(EXERCISE BRIEF):
Search the material for "Manuel" and show all lines that contain it.

:::::

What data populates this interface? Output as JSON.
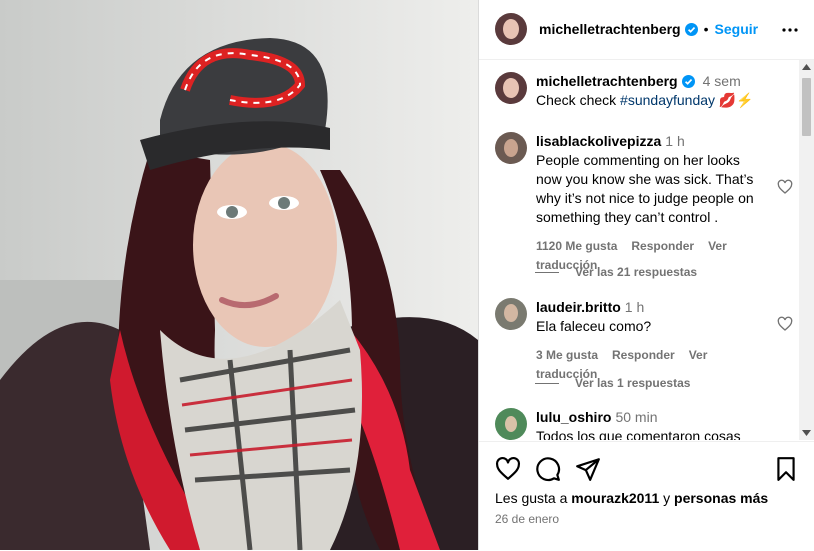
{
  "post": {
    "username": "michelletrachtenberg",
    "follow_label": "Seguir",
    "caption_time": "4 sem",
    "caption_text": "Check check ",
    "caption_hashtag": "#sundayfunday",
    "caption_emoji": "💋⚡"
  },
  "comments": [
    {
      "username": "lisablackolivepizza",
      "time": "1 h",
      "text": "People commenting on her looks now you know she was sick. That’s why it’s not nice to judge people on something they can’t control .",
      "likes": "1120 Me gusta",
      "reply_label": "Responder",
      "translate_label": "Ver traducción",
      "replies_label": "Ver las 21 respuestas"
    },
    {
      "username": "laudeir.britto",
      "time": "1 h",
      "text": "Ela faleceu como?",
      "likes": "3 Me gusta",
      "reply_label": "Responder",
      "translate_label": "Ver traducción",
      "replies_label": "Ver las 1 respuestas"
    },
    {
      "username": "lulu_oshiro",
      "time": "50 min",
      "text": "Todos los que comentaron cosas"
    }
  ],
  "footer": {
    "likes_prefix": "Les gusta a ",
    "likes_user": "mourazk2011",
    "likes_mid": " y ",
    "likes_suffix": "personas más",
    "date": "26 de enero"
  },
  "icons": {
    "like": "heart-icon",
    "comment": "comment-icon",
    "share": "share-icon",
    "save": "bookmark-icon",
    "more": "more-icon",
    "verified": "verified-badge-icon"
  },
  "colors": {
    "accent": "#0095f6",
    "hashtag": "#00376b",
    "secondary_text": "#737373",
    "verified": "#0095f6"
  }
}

:::::

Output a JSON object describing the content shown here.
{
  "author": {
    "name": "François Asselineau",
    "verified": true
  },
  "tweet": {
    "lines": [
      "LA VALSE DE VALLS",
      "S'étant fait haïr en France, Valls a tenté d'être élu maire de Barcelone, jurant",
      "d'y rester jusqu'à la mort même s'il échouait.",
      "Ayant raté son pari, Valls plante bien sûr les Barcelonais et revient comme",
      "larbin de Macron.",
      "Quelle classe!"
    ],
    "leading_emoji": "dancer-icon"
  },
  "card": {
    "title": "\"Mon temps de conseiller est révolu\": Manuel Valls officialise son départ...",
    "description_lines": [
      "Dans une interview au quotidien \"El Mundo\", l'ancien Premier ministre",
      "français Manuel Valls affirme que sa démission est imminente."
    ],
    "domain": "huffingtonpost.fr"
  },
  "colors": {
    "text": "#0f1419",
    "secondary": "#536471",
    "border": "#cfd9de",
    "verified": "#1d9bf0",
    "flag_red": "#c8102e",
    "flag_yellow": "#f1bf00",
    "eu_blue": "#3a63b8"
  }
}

:::::

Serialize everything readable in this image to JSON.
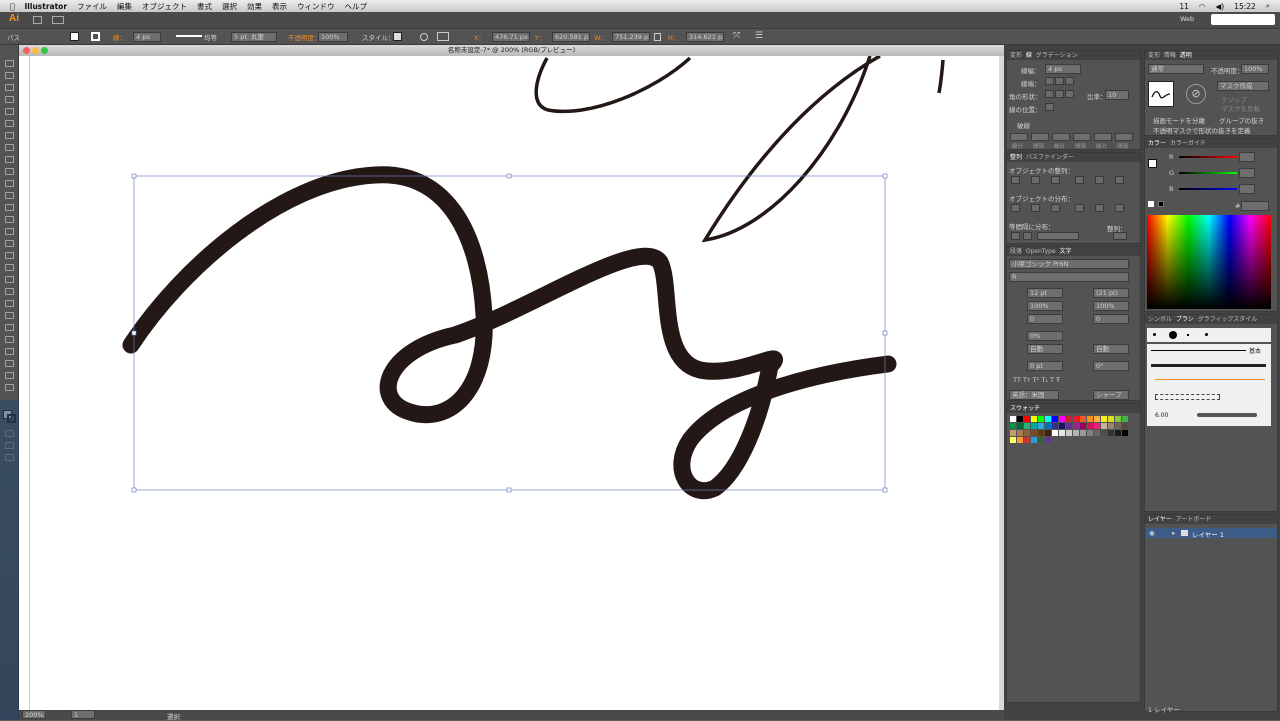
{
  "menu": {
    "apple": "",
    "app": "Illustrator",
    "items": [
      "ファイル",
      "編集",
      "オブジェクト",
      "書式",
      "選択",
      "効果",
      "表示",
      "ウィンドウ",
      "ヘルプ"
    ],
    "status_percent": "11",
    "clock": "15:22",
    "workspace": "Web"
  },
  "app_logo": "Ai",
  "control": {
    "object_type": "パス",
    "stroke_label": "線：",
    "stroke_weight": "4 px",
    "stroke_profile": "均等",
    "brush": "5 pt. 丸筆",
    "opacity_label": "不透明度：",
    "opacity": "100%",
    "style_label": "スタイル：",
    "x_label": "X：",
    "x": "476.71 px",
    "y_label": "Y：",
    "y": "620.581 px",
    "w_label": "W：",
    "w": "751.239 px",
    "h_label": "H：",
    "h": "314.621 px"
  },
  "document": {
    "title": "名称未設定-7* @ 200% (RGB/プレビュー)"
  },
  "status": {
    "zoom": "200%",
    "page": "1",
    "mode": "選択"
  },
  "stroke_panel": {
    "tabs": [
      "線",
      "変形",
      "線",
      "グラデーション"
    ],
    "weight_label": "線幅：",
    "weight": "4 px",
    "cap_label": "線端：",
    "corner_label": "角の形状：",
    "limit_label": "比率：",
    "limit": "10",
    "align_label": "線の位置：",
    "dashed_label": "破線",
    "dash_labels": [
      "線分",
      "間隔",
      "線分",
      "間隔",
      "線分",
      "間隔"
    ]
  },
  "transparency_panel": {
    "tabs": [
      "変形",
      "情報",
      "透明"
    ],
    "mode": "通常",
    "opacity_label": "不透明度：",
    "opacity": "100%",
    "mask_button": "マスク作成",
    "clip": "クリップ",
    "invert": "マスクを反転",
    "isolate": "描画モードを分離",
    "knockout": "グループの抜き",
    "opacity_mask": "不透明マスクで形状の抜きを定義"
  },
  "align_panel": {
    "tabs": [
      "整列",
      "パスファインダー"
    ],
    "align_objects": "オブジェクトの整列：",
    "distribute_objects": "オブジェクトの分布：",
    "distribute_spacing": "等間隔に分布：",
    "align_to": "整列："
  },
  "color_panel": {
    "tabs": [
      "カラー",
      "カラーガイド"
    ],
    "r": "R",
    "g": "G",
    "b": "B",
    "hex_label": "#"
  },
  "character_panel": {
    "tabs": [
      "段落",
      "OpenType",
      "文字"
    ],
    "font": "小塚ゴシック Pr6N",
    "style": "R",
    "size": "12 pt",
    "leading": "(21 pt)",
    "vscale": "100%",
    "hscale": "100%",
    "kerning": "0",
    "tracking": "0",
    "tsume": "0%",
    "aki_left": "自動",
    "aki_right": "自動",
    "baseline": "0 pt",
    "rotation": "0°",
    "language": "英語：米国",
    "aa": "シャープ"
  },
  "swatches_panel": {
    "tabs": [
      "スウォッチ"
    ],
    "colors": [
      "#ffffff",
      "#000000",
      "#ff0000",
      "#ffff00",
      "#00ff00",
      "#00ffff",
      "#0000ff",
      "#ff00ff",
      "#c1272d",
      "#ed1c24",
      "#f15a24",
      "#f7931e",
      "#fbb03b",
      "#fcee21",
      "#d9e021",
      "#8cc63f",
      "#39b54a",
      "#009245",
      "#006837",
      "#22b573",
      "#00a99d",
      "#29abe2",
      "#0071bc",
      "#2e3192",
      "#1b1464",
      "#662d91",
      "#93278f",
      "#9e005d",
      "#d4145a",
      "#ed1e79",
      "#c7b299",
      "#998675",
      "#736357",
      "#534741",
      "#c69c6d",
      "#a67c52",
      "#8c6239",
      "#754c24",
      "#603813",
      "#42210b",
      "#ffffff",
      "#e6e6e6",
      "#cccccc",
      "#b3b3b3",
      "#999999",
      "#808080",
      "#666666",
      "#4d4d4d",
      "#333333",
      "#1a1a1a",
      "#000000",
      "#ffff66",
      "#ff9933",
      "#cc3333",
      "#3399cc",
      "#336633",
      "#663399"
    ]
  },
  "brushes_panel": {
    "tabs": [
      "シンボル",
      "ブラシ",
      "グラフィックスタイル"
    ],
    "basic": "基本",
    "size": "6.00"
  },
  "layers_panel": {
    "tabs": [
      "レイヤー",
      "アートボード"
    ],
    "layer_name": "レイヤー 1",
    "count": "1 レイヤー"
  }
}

:::::

(RESULT):
    "title": "\"Mon temps de conseiller est révolu\": Manuel Valls officialise son départ...",
      "français Manuel Valls affirme que sa démission est imminente."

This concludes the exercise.